**What you have to do**
Go through the records and extract every line with the word "visning".

**Supplied data**

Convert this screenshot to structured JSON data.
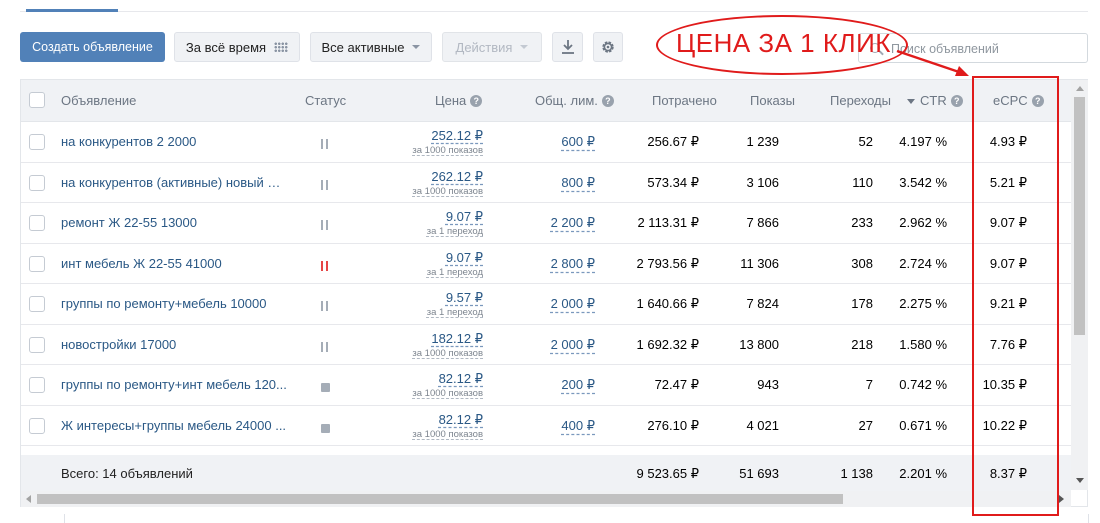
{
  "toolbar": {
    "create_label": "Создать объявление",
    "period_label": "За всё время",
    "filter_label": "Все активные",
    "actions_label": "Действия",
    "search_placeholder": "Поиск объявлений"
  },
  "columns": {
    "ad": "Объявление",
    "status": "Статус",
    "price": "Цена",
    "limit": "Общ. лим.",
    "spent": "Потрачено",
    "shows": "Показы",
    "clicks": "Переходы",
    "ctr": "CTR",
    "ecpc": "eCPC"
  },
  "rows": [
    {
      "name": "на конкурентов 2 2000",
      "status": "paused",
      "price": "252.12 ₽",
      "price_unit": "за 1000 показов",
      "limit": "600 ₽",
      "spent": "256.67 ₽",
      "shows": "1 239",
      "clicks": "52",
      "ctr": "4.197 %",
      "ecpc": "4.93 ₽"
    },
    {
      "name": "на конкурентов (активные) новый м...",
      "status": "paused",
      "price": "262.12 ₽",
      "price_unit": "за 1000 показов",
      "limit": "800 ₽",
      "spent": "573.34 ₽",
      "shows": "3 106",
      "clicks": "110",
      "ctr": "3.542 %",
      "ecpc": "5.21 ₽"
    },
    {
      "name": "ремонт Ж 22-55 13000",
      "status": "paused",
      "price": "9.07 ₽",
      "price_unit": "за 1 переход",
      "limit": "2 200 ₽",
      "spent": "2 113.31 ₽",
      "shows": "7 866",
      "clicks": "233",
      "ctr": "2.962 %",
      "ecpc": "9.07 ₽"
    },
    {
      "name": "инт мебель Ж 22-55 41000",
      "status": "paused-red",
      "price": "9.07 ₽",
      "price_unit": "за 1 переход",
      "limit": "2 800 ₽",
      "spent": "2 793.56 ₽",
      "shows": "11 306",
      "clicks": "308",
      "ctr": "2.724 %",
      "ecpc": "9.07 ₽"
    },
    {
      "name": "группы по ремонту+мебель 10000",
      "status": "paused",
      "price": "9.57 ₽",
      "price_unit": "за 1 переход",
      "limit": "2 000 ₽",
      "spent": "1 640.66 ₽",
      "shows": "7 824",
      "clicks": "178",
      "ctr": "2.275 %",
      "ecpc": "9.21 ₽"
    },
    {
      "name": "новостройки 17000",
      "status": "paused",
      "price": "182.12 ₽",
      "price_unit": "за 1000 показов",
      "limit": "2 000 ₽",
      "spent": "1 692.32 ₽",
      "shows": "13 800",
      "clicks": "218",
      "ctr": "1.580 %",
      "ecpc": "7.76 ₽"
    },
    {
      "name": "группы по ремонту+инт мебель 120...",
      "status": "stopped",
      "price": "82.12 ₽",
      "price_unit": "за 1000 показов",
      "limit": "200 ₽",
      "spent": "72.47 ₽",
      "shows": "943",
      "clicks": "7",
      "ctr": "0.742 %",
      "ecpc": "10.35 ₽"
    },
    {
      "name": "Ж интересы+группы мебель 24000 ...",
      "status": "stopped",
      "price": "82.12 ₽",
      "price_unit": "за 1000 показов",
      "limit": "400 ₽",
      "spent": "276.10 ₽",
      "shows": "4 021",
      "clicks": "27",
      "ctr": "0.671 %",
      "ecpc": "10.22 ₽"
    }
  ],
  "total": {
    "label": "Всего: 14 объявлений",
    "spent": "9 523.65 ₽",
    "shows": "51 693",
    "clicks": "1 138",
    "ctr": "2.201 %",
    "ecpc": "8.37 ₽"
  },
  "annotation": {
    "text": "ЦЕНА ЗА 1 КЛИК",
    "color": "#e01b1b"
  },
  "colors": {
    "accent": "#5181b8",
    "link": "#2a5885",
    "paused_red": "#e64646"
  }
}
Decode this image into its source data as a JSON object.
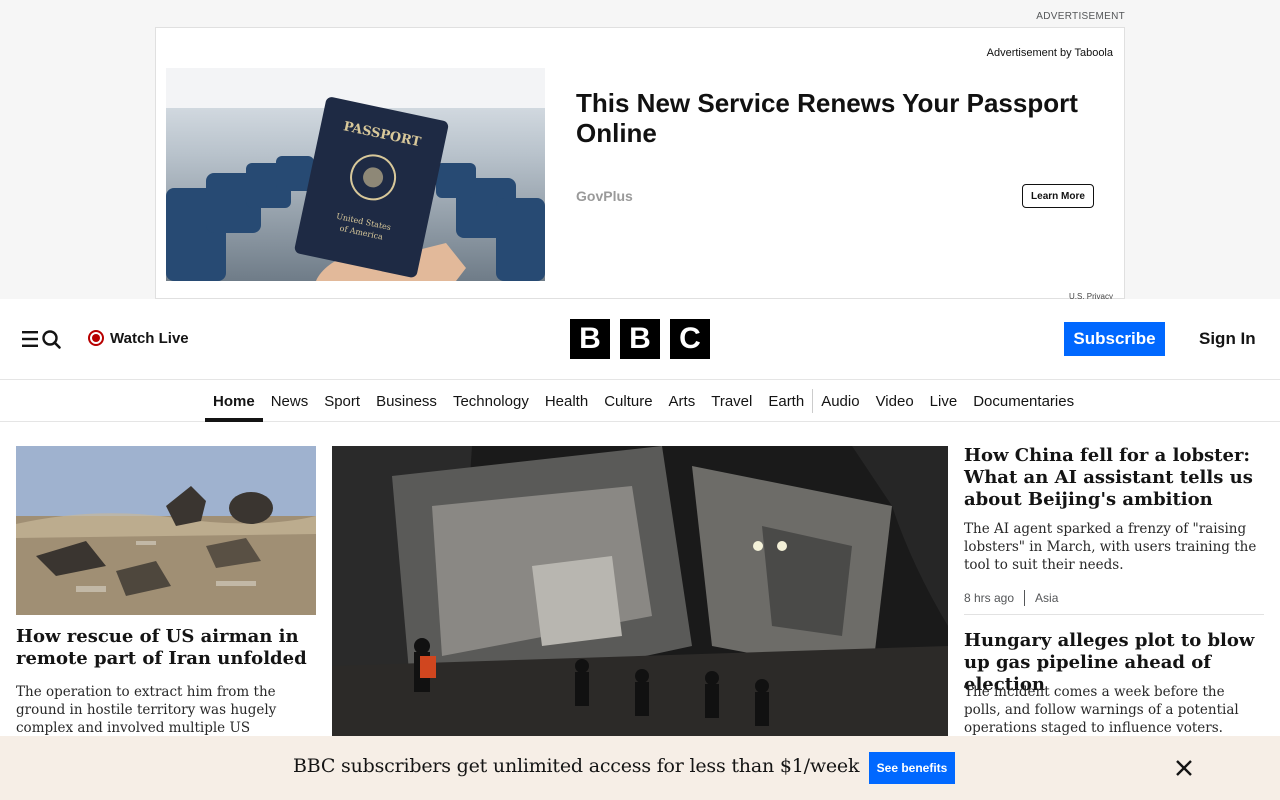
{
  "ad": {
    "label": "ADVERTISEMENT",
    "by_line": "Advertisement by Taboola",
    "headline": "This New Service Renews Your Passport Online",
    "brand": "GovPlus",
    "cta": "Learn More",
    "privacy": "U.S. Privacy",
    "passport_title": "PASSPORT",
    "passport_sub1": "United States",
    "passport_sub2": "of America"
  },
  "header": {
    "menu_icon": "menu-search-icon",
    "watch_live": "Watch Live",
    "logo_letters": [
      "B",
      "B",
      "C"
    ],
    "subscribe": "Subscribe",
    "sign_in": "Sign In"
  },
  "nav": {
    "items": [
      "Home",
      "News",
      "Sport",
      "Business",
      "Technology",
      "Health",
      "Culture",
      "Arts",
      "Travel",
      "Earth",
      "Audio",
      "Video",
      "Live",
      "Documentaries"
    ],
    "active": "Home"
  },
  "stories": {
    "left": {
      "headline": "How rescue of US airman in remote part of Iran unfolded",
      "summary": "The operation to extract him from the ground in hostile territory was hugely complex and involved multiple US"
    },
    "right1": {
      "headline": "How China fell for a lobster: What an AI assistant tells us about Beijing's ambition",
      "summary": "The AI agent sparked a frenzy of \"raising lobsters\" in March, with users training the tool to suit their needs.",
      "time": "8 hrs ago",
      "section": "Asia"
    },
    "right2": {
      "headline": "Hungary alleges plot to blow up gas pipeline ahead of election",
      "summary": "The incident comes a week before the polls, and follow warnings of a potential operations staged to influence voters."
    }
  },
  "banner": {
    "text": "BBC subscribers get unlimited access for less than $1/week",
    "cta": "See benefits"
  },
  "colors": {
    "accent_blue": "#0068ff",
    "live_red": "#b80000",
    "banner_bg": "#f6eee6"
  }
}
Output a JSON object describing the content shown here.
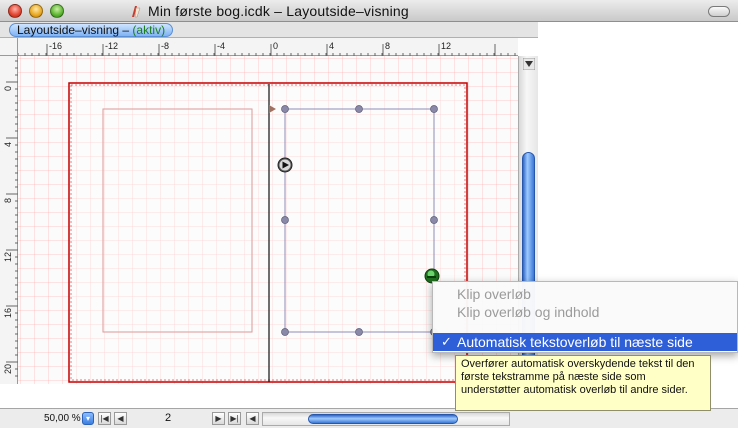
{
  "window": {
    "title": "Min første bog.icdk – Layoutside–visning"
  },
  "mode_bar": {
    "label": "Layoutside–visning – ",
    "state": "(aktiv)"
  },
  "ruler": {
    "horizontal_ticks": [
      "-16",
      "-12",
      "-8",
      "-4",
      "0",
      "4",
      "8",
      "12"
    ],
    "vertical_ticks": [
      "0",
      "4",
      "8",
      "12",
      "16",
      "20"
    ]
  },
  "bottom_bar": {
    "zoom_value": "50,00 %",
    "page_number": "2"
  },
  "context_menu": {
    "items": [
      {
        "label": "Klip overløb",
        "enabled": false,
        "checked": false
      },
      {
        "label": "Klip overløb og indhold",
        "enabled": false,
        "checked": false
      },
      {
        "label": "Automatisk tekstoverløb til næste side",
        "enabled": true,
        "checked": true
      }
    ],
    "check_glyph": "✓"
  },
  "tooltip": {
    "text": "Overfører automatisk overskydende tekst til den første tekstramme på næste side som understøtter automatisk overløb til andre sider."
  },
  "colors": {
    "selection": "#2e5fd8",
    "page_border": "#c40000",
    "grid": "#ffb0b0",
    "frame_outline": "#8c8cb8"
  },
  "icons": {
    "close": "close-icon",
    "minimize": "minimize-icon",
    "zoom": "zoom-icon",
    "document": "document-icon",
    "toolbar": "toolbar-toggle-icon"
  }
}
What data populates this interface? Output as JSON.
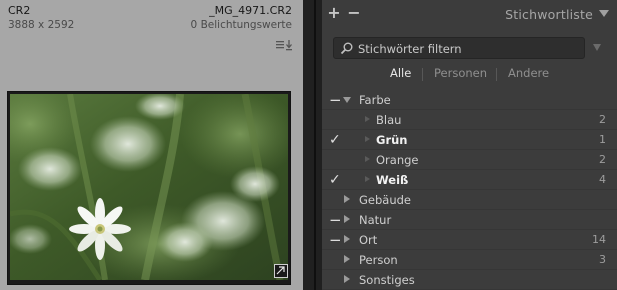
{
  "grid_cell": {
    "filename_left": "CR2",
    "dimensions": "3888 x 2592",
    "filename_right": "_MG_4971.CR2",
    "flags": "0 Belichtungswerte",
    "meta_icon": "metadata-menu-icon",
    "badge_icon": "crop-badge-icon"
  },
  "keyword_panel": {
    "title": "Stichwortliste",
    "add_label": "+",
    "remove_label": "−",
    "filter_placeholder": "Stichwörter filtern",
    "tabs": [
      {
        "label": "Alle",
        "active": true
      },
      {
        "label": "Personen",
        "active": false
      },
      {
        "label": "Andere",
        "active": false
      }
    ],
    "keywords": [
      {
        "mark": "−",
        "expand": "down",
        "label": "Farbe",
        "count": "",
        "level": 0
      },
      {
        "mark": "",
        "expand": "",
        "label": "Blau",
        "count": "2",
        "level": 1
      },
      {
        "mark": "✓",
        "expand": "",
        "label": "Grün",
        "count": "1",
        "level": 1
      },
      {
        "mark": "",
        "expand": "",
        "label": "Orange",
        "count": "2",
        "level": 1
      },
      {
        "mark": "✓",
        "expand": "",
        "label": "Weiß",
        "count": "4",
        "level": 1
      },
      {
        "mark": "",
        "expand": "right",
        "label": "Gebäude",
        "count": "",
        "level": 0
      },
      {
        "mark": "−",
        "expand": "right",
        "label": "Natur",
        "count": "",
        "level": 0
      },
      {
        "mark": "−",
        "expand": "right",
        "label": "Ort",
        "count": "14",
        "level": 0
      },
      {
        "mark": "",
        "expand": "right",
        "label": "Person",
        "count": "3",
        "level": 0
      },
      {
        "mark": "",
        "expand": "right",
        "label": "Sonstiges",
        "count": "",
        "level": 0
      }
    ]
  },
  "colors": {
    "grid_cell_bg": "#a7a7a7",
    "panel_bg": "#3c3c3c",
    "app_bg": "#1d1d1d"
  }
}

**Response**
    "title": "Min første bog.icdk – Layoutside–visning"
    "label": "Layoutside–visning – ",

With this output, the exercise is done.